# Information supplied

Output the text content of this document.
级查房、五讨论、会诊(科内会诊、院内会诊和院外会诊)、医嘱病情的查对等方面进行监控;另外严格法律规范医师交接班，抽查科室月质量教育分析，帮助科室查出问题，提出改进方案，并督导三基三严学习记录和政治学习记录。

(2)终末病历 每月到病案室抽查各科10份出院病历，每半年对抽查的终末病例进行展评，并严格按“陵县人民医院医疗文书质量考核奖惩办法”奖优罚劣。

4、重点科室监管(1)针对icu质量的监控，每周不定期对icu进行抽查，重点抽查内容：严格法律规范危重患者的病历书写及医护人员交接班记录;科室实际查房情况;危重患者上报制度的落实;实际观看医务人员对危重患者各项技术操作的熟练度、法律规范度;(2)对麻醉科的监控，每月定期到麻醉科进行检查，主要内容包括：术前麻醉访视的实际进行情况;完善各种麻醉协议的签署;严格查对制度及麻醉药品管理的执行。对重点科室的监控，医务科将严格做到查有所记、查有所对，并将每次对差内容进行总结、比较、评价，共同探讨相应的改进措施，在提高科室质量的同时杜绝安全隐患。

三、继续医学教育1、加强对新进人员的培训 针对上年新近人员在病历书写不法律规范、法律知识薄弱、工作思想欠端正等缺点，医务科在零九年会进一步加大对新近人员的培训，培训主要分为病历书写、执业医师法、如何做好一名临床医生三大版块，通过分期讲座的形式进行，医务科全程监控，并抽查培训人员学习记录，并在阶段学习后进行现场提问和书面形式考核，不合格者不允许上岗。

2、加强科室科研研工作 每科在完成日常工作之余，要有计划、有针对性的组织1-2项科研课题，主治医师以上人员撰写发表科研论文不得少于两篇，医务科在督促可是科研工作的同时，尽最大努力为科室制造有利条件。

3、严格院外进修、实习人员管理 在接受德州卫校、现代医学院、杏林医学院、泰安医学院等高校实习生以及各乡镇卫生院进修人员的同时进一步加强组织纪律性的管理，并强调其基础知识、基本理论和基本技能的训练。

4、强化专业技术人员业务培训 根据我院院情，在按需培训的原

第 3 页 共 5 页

# Instruction
Without leaving anything out, quote all the data.

# Exercise result
Output the text content of this document.
级查房、五讨论、会诊(科内会诊、院内会诊和院外会诊)、医嘱病情的查对等方面进行监控;另外严格法律规范医师交接班，抽查科室月质量教育分析，帮助科室查出问题，提出改进方案，并督导三基三严学习记录和政治学习记录。

(2)终末病历 每月到病案室抽查各科10份出院病历，每半年对抽查的终末病例进行展评，并严格按“陵县人民医院医疗文书质量考核奖惩办法”奖优罚劣。

4、重点科室监管(1)针对icu质量的监控，每周不定期对icu进行抽查，重点抽查内容：严格法律规范危重患者的病历书写及医护人员交接班记录;科室实际查房情况;危重患者上报制度的落实;实际观看医务人员对危重患者各项技术操作的熟练度、法律规范度;(2)对麻醉科的监控，每月定期到麻醉科进行检查，主要内容包括：术前麻醉访视的实际进行情况;完善各种麻醉协议的签署;严格查对制度及麻醉药品管理的执行。对重点科室的监控，医务科将严格做到查有所记、查有所对，并将每次对差内容进行总结、比较、评价，共同探讨相应的改进措施，在提高科室质量的同时杜绝安全隐患。

三、继续医学教育1、加强对新进人员的培训 针对上年新近人员在病历书写不法律规范、法律知识薄弱、工作思想欠端正等缺点，医务科在零九年会进一步加大对新近人员的培训，培训主要分为病历书写、执业医师法、如何做好一名临床医生三大版块，通过分期讲座的形式进行，医务科全程监控，并抽查培训人员学习记录，并在阶段学习后进行现场提问和书面形式考核，不合格者不允许上岗。

2、加强科室科研研工作 每科在完成日常工作之余，要有计划、有针对性的组织1-2项科研课题，主治医师以上人员撰写发表科研论文不得少于两篇，医务科在督促可是科研工作的同时，尽最大努力为科室制造有利条件。

3、严格院外进修、实习人员管理 在接受德州卫校、现代医学院、杏林医学院、泰安医学院等高校实习生以及各乡镇卫生院进修人员的同时进一步加强组织纪律性的管理，并强调其基础知识、基本理论和基本技能的训练。

4、强化专业技术人员业务培训 根据我院院情，在按需培训的原

第 3 页 共 5 页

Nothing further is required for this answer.